Collected data

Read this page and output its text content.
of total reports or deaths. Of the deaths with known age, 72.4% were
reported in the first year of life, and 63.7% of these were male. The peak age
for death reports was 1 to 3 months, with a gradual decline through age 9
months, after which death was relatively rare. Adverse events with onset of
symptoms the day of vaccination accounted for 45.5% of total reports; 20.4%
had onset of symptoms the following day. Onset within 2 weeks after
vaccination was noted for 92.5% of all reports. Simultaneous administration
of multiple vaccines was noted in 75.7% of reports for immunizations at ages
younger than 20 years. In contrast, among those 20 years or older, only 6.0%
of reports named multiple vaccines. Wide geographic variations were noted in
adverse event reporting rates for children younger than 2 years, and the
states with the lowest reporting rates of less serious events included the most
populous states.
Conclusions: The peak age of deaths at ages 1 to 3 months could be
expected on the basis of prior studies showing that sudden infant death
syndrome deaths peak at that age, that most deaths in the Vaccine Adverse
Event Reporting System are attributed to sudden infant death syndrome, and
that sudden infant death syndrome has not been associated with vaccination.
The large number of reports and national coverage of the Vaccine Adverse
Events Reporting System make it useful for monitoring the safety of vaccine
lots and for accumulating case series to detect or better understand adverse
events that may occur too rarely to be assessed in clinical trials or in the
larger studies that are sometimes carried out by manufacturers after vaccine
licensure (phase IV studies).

EXERCISE OBJECTIVE: Give a word-for-word copy of the records.

REPLY TO THE TASK:
Read this page and output its text content.
of total reports or deaths. Of the deaths with known age, 72.4% were
reported in the first year of life, and 63.7% of these were male. The peak age
for death reports was 1 to 3 months, with a gradual decline through age 9
months, after which death was relatively rare. Adverse events with onset of
symptoms the day of vaccination accounted for 45.5% of total reports; 20.4%
had onset of symptoms the following day. Onset within 2 weeks after
vaccination was noted for 92.5% of all reports. Simultaneous administration
of multiple vaccines was noted in 75.7% of reports for immunizations at ages
younger than 20 years. In contrast, among those 20 years or older, only 6.0%
of reports named multiple vaccines. Wide geographic variations were noted in
adverse event reporting rates for children younger than 2 years, and the
states with the lowest reporting rates of less serious events included the most
populous states.
Conclusions: The peak age of deaths at ages 1 to 3 months could be
expected on the basis of prior studies showing that sudden infant death
syndrome deaths peak at that age, that most deaths in the Vaccine Adverse
Event Reporting System are attributed to sudden infant death syndrome, and
that sudden infant death syndrome has not been associated with vaccination.
The large number of reports and national coverage of the Vaccine Adverse
Events Reporting System make it useful for monitoring the safety of vaccine
lots and for accumulating case series to detect or better understand adverse
events that may occur too rarely to be assessed in clinical trials or in the
larger studies that are sometimes carried out by manufacturers after vaccine
licensure (phase IV studies).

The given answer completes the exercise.